FRAGMENTO DEL TEXTO:
--------------------------------------------------

Sal de la tierra, luz del mundo

Carta semanal del obispo de Córdoba, Mons. Demetrio Fernández

La sal es imprescindible para un buen guiso. Un guiso sin sal es un guiso soso. La sal, además sirve para preservar de la corrupción, mantiene la frescura, evita la descomposición. Jesús emplea este elemento para decir a sus discípulos: “Vosotros sois la sal de la tierra” (Mt 5,13). La misión del cristiano es, por tanto, dar sabor y buen gusto a todo lo bueno que hay en el mundo. Es tarea suya preservar lo bueno sin que se estropee nunca. Jesucristo no ha venido a quitarnos nada bueno, sino a darle sabor, para que pregustemos la vida que no acaba junto a él para siempre.

--------------------------------------------------

MATERIAL PROPORCIONADO:
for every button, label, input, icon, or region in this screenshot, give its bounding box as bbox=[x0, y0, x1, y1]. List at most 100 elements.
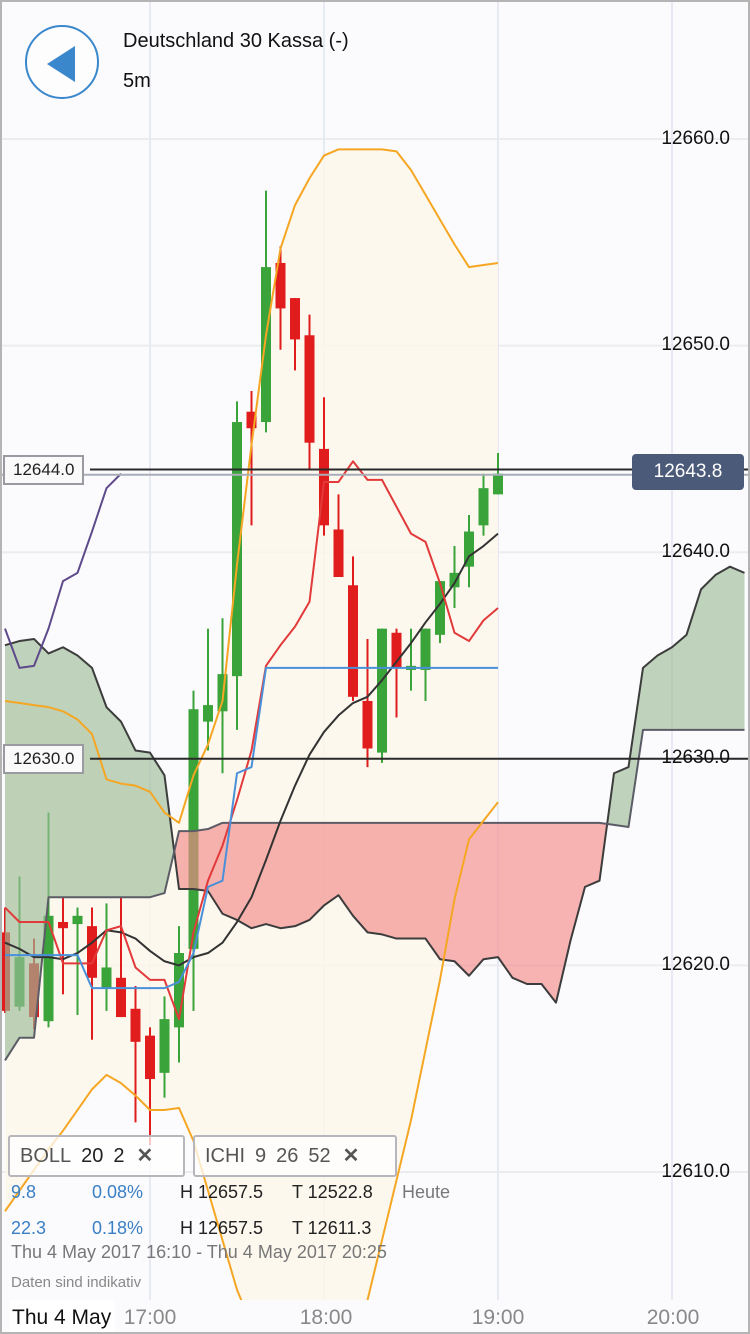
cloud-segment bbox=[338, 822, 353, 916]
cloud-segment bbox=[498, 822, 513, 978]
candle bbox=[290, 298, 300, 371]
cloud-segment bbox=[34, 638, 49, 1038]
bollinger-middle-line bbox=[4, 532, 499, 967]
back-button[interactable] bbox=[25, 25, 99, 99]
stat-change: 22.3 bbox=[11, 1218, 47, 1238]
time-axis-label: 19:00 bbox=[471, 1306, 525, 1329]
time-axis[interactable]: 17:00 18:00 19:00 20:00 Thu 4 May bbox=[0, 1300, 750, 1334]
candle-body bbox=[261, 267, 271, 423]
cloud-segment bbox=[179, 831, 194, 889]
indicator-chip-ichi[interactable]: ICHI 9 26 52 ✕ bbox=[193, 1135, 397, 1177]
stat-percent: 0.08% bbox=[92, 1182, 144, 1202]
cloud-segment bbox=[730, 566, 745, 730]
cloud-segment bbox=[585, 822, 600, 887]
candle bbox=[478, 473, 489, 536]
close-x-icon[interactable]: ✕ bbox=[342, 1145, 360, 1167]
cloud-segment bbox=[628, 667, 643, 827]
interval-label[interactable]: 5m bbox=[123, 70, 151, 92]
candle bbox=[420, 628, 431, 701]
cloud-segment bbox=[309, 822, 324, 920]
candle-body bbox=[362, 700, 373, 749]
date-range: Thu 4 May 2017 16:10 - Thu 4 May 2017 20… bbox=[11, 1242, 387, 1262]
cloud-segment bbox=[469, 822, 484, 976]
cloud-segment bbox=[150, 752, 165, 898]
stat-percent: 0.18% bbox=[92, 1218, 144, 1238]
candle bbox=[130, 986, 141, 1123]
cloud-segment bbox=[208, 822, 223, 914]
candle bbox=[391, 628, 402, 718]
candle-body bbox=[304, 335, 315, 443]
cloud-segment bbox=[454, 822, 469, 976]
cloud-segment bbox=[657, 647, 672, 730]
candle bbox=[333, 494, 344, 577]
candle bbox=[159, 996, 170, 1098]
candle-body bbox=[348, 585, 358, 697]
kijun-sen-line bbox=[5, 666, 498, 990]
candle-body bbox=[420, 628, 431, 670]
candle-body bbox=[449, 572, 460, 588]
cloud-segment bbox=[541, 822, 556, 1003]
candle bbox=[116, 897, 126, 1018]
candle-body bbox=[493, 473, 503, 495]
cloud-segment bbox=[19, 638, 34, 1038]
candle bbox=[261, 190, 271, 433]
cloud-segment bbox=[121, 721, 136, 898]
candle-body bbox=[464, 531, 474, 567]
cloud-segment bbox=[193, 829, 208, 892]
candle bbox=[246, 391, 257, 526]
cloud-segment bbox=[512, 822, 527, 984]
indicator-param: 9 bbox=[255, 1145, 267, 1167]
time-axis-label: 17:00 bbox=[123, 1306, 177, 1329]
candle-body bbox=[232, 422, 242, 677]
candle-body bbox=[101, 967, 112, 989]
senkou-span-b-line bbox=[4, 728, 745, 1061]
candle bbox=[348, 556, 358, 701]
cloud-segment bbox=[483, 822, 498, 960]
candle-body bbox=[116, 977, 126, 1018]
candle-body bbox=[130, 1008, 141, 1042]
close-x-icon[interactable]: ✕ bbox=[136, 1145, 154, 1167]
back-arrow-icon bbox=[47, 46, 75, 82]
cloud-segment bbox=[440, 822, 455, 962]
candle bbox=[101, 903, 112, 1011]
stat-period: Heute bbox=[402, 1182, 451, 1202]
cloud-segment bbox=[556, 822, 571, 1003]
cloud-segment bbox=[715, 566, 730, 730]
candle bbox=[72, 907, 83, 1015]
cloud-segment bbox=[367, 822, 382, 935]
price-axis-label: 12640.0 bbox=[661, 541, 730, 562]
cloud-segment bbox=[527, 822, 542, 984]
candle bbox=[58, 897, 68, 995]
cloud-segment bbox=[614, 767, 629, 827]
cloud-segment bbox=[5, 641, 20, 1061]
current-price-tag: 12643.8 bbox=[632, 454, 744, 490]
senkou-span-a-line bbox=[4, 565, 745, 1004]
candle bbox=[145, 1027, 155, 1146]
cloud-segment bbox=[92, 667, 107, 898]
cloud-segment bbox=[135, 750, 150, 898]
header: Deutschland 30 Kassa (-) 5m bbox=[0, 0, 750, 120]
stat-low: T 12611.3 bbox=[292, 1218, 372, 1238]
cloud-segment bbox=[382, 822, 397, 939]
bollinger-upper-line bbox=[4, 148, 499, 824]
cloud-segment bbox=[164, 775, 175, 894]
bollinger-band-fill bbox=[5, 149, 498, 1326]
indicator-chip-boll[interactable]: BOLL 20 2 ✕ bbox=[8, 1135, 185, 1177]
candle-body bbox=[275, 262, 286, 309]
candle bbox=[449, 546, 460, 608]
bollinger-band-fill-area bbox=[5, 149, 498, 1326]
candle-body bbox=[174, 953, 184, 1028]
indicator-param: 20 bbox=[81, 1145, 104, 1167]
candle-body bbox=[478, 488, 489, 526]
candle bbox=[464, 515, 474, 588]
time-axis-label: 20:00 bbox=[646, 1306, 700, 1329]
horizontal-line-label[interactable]: 12630.0 bbox=[3, 744, 85, 774]
candle bbox=[174, 926, 184, 1063]
horizontal-line-label[interactable]: 12644.0 bbox=[3, 455, 85, 485]
price-axis-label: 12620.0 bbox=[661, 954, 730, 975]
price-axis-label: 12650.0 bbox=[661, 334, 730, 355]
cloud-segment bbox=[570, 822, 585, 941]
ichimoku-cloud bbox=[5, 566, 745, 1061]
indicator-name: BOLL bbox=[20, 1145, 72, 1167]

--------------------------------------------------

QUÉ SE PIDE:
[a] Resume, por favor, la carta sobre la sal de la tierra en dos oraciones.
[b] Copia el pasaje de la carta sobre la sal de la tierra desde "La sal es imprescindible" hasta "él para siempre." y sustituye "guiso" por "plato".

RESPUESTAS COMPLETAS:
[a] La sal da sabor a los guisos y preserva de la corrupción, y Jesús la emplea para decir a sus discípulos que son la sal de la tierra. Por eso la misión del cristiano es dar sabor a todo lo bueno del mundo y preservarlo, pues Jesucristo no ha venido a quitarnos nada bueno, sino a darle sabor.

[b]
La sal es imprescindible para un buen plato. Un plato sin sal es un plato soso. La sal, además sirve para preservar de la corrupción, mantiene la frescura, evita la descomposición. Jesús emplea este elemento para decir a sus discípulos: “Vosotros sois la sal de la tierra” (Mt 5,13). La misión del cristiano es, por tanto, dar sabor y buen gusto a todo lo bueno que hay en el mundo. Es tarea suya preservar lo bueno sin que se estropee nunca. Jesucristo no ha venido a quitarnos nada bueno, sino a darle sabor, para que pregustemos la vida que no acaba junto a él para siempre.